_INSTRUCTIONS FOR THE TASK:_ Quote every line of the data below as it stands, omitting pictures.

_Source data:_

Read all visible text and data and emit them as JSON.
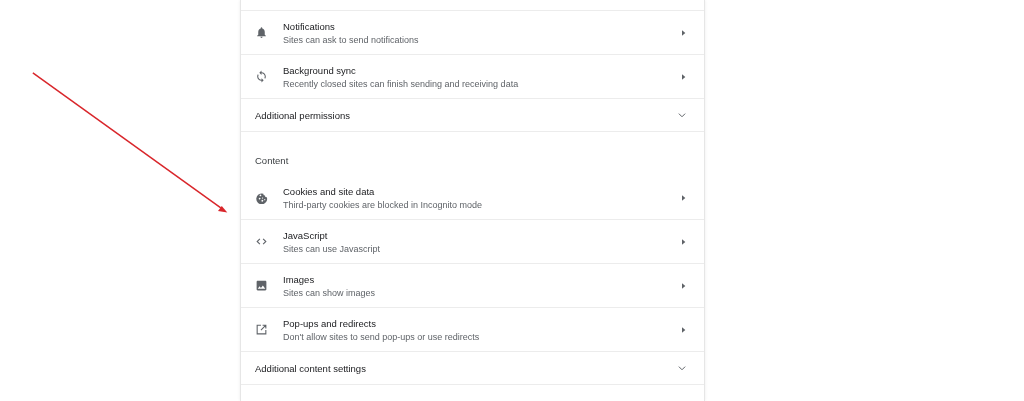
{
  "rows": [
    {
      "kind": "link",
      "title": "Notifications",
      "subtitle": "Sites can ask to send notifications"
    },
    {
      "kind": "link",
      "title": "Background sync",
      "subtitle": "Recently closed sites can finish sending and receiving data"
    },
    {
      "kind": "expand",
      "title": "Additional permissions"
    },
    {
      "kind": "header",
      "title": "Content"
    },
    {
      "kind": "link",
      "title": "Cookies and site data",
      "subtitle": "Third-party cookies are blocked in Incognito mode"
    },
    {
      "kind": "link",
      "title": "JavaScript",
      "subtitle": "Sites can use Javascript"
    },
    {
      "kind": "link",
      "title": "Images",
      "subtitle": "Sites can show images"
    },
    {
      "kind": "link",
      "title": "Pop-ups and redirects",
      "subtitle": "Don't allow sites to send pop-ups or use redirects"
    },
    {
      "kind": "expand",
      "title": "Additional content settings"
    }
  ]
}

_FINISHED ANSWER:_
Read all visible text and data and emit them as JSON.
{
  "rows": [
    {
      "kind": "link",
      "title": "Notifications",
      "subtitle": "Sites can ask to send notifications"
    },
    {
      "kind": "link",
      "title": "Background sync",
      "subtitle": "Recently closed sites can finish sending and receiving data"
    },
    {
      "kind": "expand",
      "title": "Additional permissions"
    },
    {
      "kind": "header",
      "title": "Content"
    },
    {
      "kind": "link",
      "title": "Cookies and site data",
      "subtitle": "Third-party cookies are blocked in Incognito mode"
    },
    {
      "kind": "link",
      "title": "JavaScript",
      "subtitle": "Sites can use Javascript"
    },
    {
      "kind": "link",
      "title": "Images",
      "subtitle": "Sites can show images"
    },
    {
      "kind": "link",
      "title": "Pop-ups and redirects",
      "subtitle": "Don't allow sites to send pop-ups or use redirects"
    },
    {
      "kind": "expand",
      "title": "Additional content settings"
    }
  ]
}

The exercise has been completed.